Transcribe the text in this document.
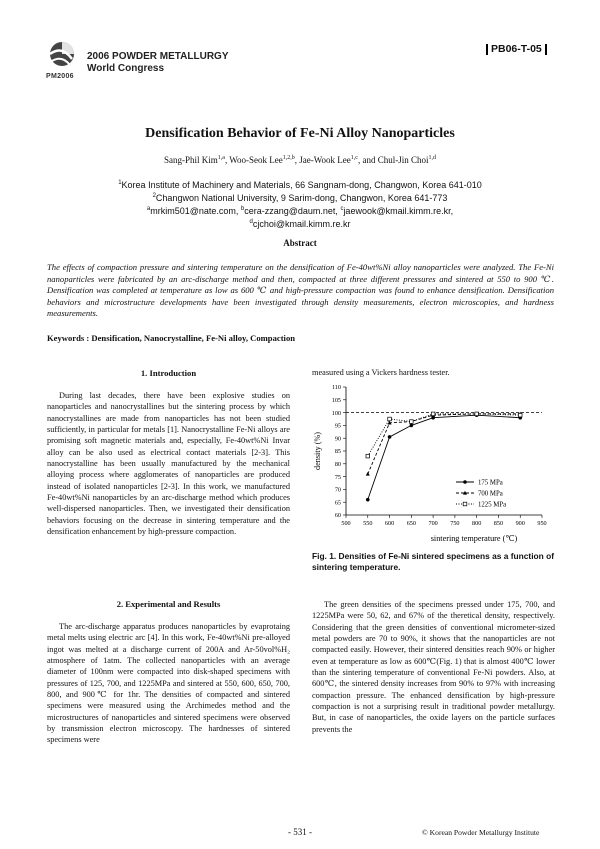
PM2006
2006 POWDER METALLURGY
World Congress
PB06-T-05
Densification Behavior of Fe-Ni Alloy Nanoparticles
Sang-Phil Kim$^{1,a}$, Woo-Seok Lee$^{1,2,b}$, Jae-Wook Lee$^{1,c}$, and Chul-Jin Choi$^{1,d}$
$^1$Korea Institute of Machinery and Materials, 66 Sangnam-dong, Changwon, Korea 641-010
$^2$Changwon National University, 9 Sarim-dong, Changwon, Korea 641-773
$^a$mrkim501@nate.com, $^b$cera-zzang@daum.net, $^c$jaewook@kmail.kimm.re.kr,
$^d$cjchoi@kmail.kimm.re.kr
Abstract
The effects of compaction pressure and sintering temperature on the densification of Fe-40wt%Ni alloy nanoparticles were analyzed. The Fe-Ni nanoparticles were fabricated by an arc-discharge method and then, compacted at three different pressures and sintered at 550 to 900 ℃. Densification was completed at temperature as low as 600 ℃ and high-pressure compaction was found to enhance densification. Densification behaviors and microstructure developments have been investigated through density measurements, electron microscopies, and hardness measurements.
Keywords : Densification, Nanocrystalline, Fe-Ni alloy, Compaction
1. Introduction
During last decades, there have been explosive studies on nanoparticles and nanocrystallines but the sintering process by which nanocrystallines are made from nanoparticles has not been studied sufficiently, in particular for metals [1]. Nanocrystalline Fe-Ni alloys are promising soft magnetic materials and, especially, Fe-40wt%Ni Invar alloy can be also used as electrical contact materials [2-3]. This nanocrystalline has been usually manufactured by the mechanical alloying process where agglomerates of nanoparticles are produced instead of isolated nanoparticles [2-3]. In this work, we manufactured Fe-40wt%Ni nanoparticles by an arc-discharge method which produces well-dispersed nanoparticles. Then, we investigated their densification behaviors focusing on the decrease in sintering temperature and the densification enhancement by high-pressure compaction.
2. Experimental and Results
The arc-discharge apparatus produces nanoparticles by evaprotaing metal melts using electric arc [4]. In this work, Fe-40wt%Ni pre-alloyed ingot was melted at a discharge current of 200A and Ar-50vol%H₂ atmosphere of 1atm. The collected nanoparticles with an average diameter of 100nm were compacted into disk-shaped specimens with pressures of 125, 700, and 1225MPa and sintered at 550, 600, 650, 700, 800, and 900℃ for 1hr. The densities of compacted and sintered specimens were measured using the Archimedes method and the microstructures of nanoparticles and sintered specimens were observed by transmission electron microscopy. The hardnesses of sintered specimens were
measured using a Vickers hardness tester.
60
65
70
75
80
85
90
95
100
105
110
500 550 600 650 700 750 800 850 900 950
sintering temperature (℃)
density (%)
175 MPa
700 MPa
1225 MPa
Fig. 1. Densities of Fe-Ni sintered specimens as a function of sintering temperature.
The green densities of the specimens pressed under 175, 700, and 1225MPa were 50, 62, and 67% of the theretical density, respectively. Considering that the green densities of conventional micrometer-sized metal powders are 70 to 90%, it shows that the nanoparticles are not compacted easily. However, their sintered densities reach 90% or higher even at temperature as low as 600℃(Fig. 1) that is almost 400℃ lower than the sintering temperature of conventional Fe-Ni powders. Also, at 600℃, the sintered density increases from 90% to 97% with increasing compaction pressure. The enhanced densification by high-pressure compaction is not a surprising result in traditional powder metallurgy. But, in case of nanoparticles, the oxide layers on the particle surfaces prevents the
- 531 -	© Korean Powder Metallurgy Institute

——

▶ _Your instructions_
Copy out every line from the material above in which the word "Institute" appears.

▶ _Solution to this exercise_
$^1$Korea Institute of Machinery and Materials, 66 Sangnam-dong, Changwon, Korea 641-010
- 531 -	© Korean Powder Metallurgy Institute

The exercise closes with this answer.